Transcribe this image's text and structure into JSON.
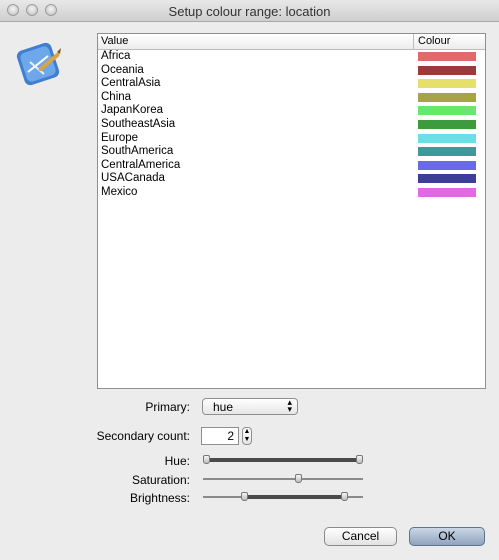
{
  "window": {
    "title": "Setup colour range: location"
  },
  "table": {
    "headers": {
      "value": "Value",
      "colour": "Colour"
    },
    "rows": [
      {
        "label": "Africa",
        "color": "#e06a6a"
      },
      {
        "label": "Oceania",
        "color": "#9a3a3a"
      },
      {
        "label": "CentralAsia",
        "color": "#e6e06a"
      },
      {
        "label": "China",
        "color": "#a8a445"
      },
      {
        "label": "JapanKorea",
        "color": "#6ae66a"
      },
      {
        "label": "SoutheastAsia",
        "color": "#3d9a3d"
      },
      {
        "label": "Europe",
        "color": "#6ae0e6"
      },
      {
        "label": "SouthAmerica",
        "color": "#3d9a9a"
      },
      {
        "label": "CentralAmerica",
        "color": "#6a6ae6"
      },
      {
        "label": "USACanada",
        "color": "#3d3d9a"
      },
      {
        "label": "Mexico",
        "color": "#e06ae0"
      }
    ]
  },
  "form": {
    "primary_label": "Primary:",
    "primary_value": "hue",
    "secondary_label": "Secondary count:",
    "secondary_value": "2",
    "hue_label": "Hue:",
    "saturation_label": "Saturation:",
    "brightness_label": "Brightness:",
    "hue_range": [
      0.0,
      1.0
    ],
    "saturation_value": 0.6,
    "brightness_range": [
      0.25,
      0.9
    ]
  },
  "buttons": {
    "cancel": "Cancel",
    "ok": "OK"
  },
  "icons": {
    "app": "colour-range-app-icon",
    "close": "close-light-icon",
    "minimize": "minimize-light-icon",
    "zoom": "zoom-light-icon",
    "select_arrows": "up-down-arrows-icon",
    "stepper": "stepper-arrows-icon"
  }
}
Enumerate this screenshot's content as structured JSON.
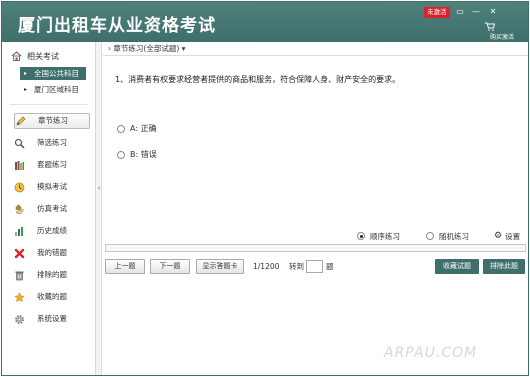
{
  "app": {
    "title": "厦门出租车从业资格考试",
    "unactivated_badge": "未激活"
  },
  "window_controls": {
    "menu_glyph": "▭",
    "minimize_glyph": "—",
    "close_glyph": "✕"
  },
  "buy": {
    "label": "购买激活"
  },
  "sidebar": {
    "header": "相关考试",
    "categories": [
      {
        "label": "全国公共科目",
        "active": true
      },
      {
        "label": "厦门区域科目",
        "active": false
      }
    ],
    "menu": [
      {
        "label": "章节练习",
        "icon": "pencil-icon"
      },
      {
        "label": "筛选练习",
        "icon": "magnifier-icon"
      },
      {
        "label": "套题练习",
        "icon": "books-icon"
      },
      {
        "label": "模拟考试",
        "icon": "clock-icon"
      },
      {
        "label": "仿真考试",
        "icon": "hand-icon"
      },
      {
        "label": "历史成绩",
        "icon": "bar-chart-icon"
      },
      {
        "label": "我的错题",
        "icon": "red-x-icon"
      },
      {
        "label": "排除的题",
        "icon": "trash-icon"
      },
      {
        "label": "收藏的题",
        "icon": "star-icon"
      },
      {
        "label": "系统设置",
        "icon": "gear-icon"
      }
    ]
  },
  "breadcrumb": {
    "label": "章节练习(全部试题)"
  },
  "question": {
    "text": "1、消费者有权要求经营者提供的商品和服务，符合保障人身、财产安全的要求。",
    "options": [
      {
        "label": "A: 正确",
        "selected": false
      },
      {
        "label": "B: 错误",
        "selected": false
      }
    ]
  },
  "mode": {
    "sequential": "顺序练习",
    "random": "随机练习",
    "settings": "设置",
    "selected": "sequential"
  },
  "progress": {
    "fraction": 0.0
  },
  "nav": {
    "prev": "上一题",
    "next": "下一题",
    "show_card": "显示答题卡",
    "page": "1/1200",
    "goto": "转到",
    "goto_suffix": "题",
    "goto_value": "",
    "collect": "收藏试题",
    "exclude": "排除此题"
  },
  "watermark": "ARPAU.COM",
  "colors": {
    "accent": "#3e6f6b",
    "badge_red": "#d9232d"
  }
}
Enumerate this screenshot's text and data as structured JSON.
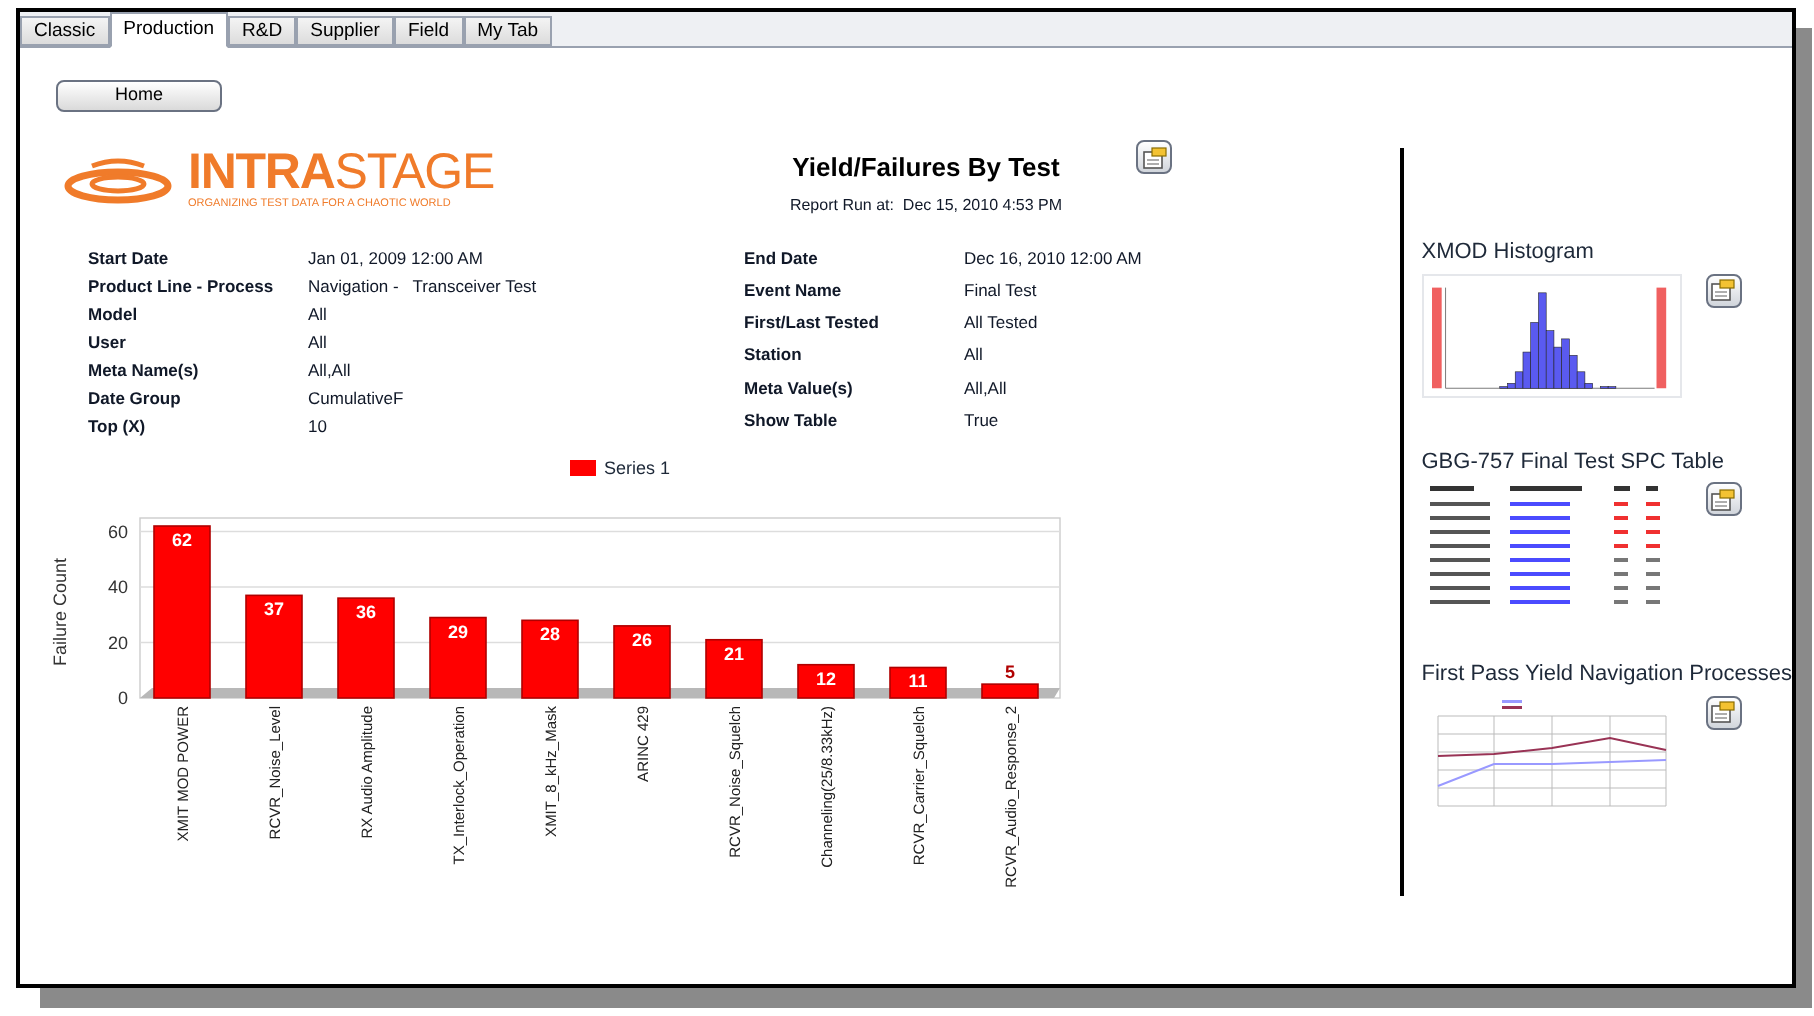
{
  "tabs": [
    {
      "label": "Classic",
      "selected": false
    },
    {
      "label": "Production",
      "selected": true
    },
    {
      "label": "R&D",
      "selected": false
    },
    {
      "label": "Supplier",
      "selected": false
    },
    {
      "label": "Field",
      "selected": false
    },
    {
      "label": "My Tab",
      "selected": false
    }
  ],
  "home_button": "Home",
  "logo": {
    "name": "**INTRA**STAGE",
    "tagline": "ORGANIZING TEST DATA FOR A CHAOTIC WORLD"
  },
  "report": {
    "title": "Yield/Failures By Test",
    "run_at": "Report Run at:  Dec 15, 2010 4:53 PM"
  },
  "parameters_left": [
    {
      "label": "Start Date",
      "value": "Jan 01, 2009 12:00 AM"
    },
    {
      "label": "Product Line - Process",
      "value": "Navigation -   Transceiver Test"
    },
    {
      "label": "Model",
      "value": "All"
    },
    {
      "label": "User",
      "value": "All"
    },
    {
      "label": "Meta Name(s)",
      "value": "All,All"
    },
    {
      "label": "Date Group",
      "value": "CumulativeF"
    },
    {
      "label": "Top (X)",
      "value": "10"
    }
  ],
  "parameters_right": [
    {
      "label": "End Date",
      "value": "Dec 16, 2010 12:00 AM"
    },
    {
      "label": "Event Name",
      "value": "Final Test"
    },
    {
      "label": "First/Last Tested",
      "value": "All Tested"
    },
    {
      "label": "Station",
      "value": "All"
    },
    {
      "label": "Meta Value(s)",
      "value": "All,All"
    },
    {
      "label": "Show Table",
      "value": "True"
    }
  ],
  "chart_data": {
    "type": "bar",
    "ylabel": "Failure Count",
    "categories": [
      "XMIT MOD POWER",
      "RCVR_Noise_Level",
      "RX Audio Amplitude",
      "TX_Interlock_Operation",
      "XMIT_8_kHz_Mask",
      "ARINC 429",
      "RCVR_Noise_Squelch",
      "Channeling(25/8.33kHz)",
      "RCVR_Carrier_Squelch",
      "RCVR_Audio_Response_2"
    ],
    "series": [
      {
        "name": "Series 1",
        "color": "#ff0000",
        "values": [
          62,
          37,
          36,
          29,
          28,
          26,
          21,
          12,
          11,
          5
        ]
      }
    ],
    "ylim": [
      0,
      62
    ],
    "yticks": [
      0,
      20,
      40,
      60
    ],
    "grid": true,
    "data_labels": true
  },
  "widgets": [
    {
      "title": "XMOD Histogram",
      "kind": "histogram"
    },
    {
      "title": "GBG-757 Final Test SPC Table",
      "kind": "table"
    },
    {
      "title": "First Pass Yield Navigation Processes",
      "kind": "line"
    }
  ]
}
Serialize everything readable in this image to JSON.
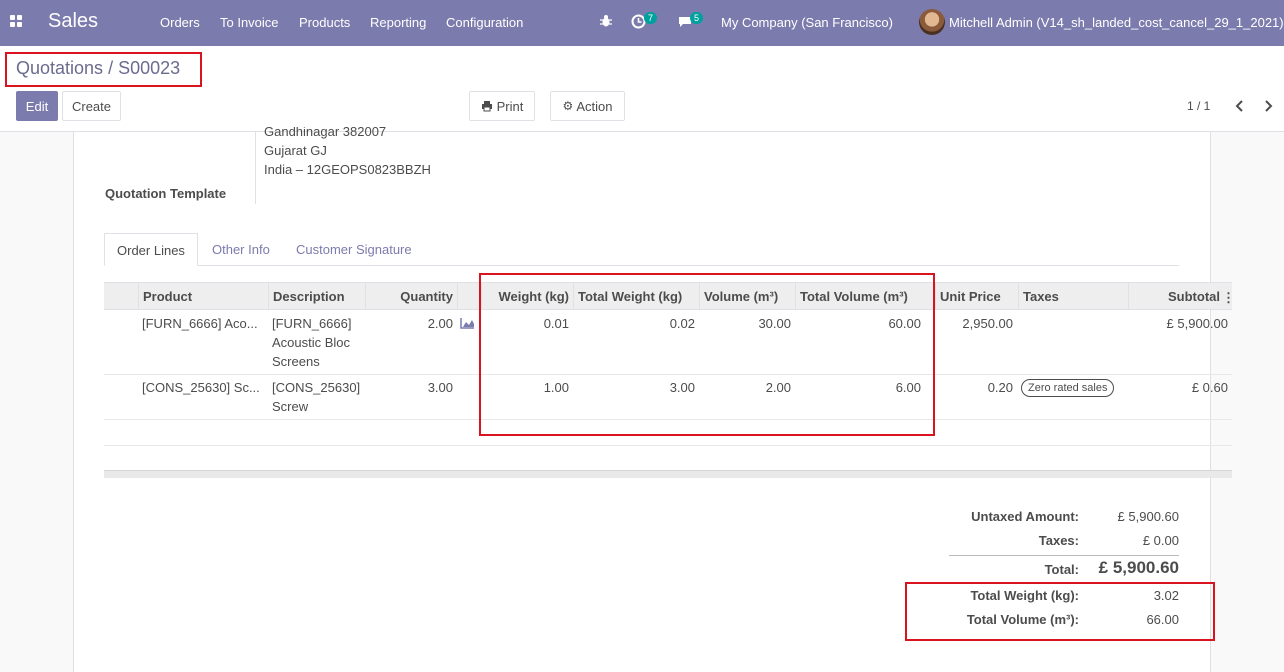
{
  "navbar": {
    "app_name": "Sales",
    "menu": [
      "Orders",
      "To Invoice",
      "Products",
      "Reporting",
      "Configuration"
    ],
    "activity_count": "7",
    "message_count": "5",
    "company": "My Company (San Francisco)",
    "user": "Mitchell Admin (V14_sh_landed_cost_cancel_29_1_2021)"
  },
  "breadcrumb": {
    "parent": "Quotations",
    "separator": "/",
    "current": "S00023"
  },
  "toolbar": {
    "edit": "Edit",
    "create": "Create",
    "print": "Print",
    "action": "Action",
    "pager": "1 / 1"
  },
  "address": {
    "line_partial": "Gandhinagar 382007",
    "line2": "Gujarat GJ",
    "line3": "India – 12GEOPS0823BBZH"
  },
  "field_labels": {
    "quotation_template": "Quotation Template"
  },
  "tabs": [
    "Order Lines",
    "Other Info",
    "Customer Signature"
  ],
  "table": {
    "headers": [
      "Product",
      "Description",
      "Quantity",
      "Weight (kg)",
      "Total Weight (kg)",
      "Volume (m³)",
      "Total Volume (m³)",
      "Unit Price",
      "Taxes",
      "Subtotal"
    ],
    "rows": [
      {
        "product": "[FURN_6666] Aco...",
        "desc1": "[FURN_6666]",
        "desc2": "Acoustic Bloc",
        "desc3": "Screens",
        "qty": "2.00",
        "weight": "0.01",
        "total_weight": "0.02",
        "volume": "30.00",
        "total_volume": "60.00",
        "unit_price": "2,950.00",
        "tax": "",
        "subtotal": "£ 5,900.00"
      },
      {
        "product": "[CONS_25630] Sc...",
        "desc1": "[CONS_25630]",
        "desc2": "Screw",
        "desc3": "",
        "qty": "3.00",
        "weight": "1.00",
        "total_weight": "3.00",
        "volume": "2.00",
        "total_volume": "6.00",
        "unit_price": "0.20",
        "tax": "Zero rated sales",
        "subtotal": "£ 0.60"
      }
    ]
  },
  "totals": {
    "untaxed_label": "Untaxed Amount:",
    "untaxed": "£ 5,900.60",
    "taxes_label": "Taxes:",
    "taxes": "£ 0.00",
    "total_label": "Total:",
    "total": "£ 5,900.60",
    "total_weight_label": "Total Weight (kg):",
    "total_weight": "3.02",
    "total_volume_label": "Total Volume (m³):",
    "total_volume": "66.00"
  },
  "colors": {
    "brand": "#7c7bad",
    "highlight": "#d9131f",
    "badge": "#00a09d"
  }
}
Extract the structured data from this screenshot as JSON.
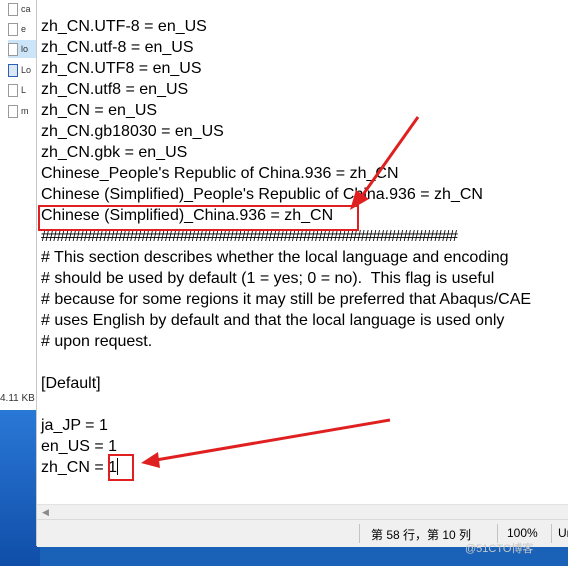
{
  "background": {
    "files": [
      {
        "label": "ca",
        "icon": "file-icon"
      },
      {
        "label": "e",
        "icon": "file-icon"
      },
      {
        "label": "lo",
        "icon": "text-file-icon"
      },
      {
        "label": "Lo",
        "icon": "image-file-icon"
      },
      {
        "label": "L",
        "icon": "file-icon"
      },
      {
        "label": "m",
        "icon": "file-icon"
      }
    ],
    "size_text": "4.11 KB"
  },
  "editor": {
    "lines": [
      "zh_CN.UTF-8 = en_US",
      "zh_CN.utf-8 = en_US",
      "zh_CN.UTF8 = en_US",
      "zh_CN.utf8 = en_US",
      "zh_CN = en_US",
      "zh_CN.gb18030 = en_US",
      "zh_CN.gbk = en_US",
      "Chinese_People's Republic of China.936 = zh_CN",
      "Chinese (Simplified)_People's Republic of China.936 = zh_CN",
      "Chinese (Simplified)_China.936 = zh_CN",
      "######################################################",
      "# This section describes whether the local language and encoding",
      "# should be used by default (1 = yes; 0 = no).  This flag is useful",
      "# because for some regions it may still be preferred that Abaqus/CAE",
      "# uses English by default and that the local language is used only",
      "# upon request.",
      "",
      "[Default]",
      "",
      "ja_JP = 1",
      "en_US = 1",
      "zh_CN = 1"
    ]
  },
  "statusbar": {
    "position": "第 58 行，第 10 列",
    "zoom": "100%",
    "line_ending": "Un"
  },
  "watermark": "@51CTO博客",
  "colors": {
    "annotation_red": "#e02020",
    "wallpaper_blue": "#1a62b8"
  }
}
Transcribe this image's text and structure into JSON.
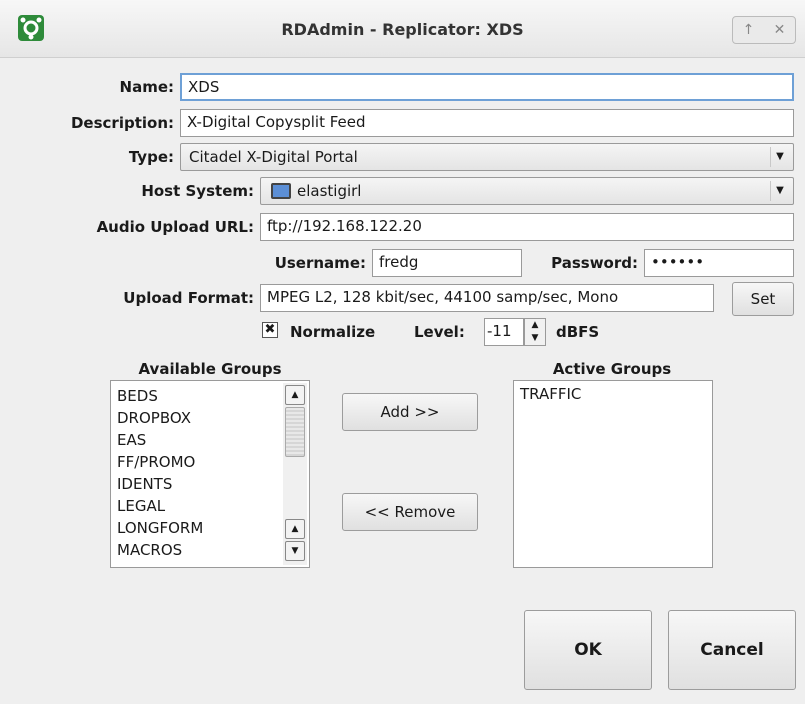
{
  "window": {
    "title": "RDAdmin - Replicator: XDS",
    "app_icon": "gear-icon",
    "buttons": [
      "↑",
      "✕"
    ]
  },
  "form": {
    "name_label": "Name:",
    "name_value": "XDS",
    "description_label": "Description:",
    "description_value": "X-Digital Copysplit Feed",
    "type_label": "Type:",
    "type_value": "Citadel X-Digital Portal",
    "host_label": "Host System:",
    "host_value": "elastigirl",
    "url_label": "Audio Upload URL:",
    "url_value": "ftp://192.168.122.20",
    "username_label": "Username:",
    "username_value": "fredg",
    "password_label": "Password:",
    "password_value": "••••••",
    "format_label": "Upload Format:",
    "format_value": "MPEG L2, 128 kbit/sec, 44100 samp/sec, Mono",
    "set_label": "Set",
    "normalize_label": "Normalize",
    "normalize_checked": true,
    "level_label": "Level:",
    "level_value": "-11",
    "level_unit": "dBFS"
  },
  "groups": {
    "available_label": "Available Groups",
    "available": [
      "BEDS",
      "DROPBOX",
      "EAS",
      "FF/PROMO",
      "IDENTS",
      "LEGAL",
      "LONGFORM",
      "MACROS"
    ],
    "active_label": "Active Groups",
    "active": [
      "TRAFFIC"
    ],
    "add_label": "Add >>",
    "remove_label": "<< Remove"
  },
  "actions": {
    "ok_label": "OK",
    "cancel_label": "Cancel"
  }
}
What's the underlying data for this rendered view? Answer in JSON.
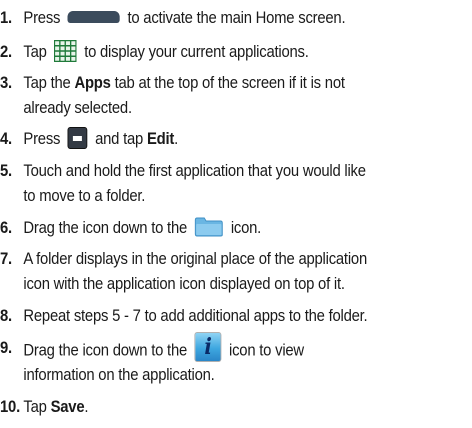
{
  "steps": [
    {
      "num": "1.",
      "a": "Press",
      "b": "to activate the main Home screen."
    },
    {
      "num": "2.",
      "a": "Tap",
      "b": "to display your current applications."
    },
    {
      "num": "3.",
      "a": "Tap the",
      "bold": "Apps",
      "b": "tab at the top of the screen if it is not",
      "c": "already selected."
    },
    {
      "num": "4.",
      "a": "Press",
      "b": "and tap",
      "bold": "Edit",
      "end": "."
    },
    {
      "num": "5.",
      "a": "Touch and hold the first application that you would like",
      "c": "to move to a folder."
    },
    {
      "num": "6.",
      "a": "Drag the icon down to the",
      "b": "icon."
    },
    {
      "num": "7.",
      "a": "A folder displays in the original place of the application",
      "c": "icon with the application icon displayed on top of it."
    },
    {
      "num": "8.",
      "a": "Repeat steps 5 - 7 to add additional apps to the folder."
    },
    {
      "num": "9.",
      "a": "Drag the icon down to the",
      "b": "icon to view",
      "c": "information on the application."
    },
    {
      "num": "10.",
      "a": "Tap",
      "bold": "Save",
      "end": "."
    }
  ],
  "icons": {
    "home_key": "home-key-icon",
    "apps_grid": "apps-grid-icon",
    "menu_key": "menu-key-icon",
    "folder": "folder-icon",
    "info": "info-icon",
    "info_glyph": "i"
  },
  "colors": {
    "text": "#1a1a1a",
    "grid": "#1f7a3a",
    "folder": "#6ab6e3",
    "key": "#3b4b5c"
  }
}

_Aim of the exercise_
Using the entries above, return each line that includes the word "Navigation".

_The response_
      "value": "Navigation -   Transceiver Test"
      "title": "First Pass Yield Navigation Processes",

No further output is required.